Task prompt | Pick out each line below containing "live".

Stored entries
---
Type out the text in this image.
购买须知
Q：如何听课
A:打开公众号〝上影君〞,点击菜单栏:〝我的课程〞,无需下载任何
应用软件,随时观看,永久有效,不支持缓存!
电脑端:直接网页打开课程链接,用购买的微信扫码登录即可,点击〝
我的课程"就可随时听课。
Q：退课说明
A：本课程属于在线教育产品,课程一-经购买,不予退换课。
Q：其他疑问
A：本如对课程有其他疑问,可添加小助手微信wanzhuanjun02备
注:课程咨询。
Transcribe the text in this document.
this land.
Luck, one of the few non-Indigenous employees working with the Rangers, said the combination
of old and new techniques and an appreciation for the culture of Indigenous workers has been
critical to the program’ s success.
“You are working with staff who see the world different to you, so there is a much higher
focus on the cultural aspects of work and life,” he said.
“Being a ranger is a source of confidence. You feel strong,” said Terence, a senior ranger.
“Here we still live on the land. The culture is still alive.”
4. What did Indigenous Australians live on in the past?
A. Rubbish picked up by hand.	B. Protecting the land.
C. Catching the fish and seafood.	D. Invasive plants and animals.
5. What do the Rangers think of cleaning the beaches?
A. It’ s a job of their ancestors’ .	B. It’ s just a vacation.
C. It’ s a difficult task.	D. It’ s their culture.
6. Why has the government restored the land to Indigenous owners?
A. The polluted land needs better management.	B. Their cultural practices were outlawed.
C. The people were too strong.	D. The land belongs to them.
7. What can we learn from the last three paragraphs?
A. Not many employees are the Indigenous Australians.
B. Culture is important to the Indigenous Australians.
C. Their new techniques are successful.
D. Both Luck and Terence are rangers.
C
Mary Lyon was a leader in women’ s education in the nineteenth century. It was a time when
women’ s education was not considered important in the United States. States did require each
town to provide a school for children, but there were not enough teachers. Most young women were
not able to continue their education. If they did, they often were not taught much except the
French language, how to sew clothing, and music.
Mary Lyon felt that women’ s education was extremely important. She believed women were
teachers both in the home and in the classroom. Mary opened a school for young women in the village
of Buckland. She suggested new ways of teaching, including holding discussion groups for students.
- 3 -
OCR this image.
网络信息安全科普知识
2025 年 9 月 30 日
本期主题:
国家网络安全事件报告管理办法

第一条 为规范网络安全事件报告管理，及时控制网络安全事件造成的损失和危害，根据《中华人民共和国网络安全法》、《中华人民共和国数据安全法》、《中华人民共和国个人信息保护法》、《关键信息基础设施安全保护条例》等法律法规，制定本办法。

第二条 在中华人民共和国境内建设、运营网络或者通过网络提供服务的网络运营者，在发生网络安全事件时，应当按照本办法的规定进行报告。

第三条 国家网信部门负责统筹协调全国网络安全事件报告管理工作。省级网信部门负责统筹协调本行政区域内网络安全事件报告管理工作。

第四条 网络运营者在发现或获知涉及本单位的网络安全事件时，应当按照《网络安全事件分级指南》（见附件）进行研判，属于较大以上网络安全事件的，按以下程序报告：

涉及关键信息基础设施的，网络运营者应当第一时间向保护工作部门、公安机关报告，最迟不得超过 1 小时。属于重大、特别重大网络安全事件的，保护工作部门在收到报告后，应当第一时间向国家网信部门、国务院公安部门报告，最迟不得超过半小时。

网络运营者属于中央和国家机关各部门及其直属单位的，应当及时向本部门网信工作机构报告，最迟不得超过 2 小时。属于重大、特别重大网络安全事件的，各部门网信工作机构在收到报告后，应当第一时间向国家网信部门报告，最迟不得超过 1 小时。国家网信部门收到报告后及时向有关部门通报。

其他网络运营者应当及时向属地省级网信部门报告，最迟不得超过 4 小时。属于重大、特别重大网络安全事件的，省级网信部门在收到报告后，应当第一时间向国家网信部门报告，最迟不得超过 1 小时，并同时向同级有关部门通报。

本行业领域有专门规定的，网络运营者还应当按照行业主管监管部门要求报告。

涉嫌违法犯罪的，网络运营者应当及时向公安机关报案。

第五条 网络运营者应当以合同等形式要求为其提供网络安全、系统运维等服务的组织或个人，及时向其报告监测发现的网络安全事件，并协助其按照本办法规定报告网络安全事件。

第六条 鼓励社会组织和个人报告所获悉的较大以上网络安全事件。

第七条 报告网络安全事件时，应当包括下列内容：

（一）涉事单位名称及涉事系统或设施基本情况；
---
Exercise response |
“Here we still live on the land. The culture is still alive.”
4. What did Indigenous Australians live on in the past?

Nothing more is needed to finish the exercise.